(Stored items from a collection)

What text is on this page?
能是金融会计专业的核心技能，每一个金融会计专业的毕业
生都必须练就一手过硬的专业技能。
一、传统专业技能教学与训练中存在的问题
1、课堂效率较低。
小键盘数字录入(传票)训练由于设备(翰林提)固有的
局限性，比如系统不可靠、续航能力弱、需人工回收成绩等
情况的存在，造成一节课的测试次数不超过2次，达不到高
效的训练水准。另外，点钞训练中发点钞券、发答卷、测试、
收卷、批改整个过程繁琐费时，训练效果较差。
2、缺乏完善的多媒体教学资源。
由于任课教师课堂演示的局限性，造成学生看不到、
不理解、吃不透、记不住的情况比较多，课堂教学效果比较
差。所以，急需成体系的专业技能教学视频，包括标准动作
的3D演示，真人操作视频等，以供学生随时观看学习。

EXERCISE BRIEF: From the listing above, extract every line exactly as it stands.

TASK OUTPUT:
What text is on this page?
能是金融会计专业的核心技能，每一个金融会计专业的毕业
生都必须练就一手过硬的专业技能。
一、传统专业技能教学与训练中存在的问题
1、课堂效率较低。
小键盘数字录入(传票)训练由于设备(翰林提)固有的
局限性，比如系统不可靠、续航能力弱、需人工回收成绩等
情况的存在，造成一节课的测试次数不超过2次，达不到高
效的训练水准。另外，点钞训练中发点钞券、发答卷、测试、
收卷、批改整个过程繁琐费时，训练效果较差。
2、缺乏完善的多媒体教学资源。
由于任课教师课堂演示的局限性，造成学生看不到、
不理解、吃不透、记不住的情况比较多，课堂教学效果比较
差。所以，急需成体系的专业技能教学视频，包括标准动作
的3D演示，真人操作视频等，以供学生随时观看学习。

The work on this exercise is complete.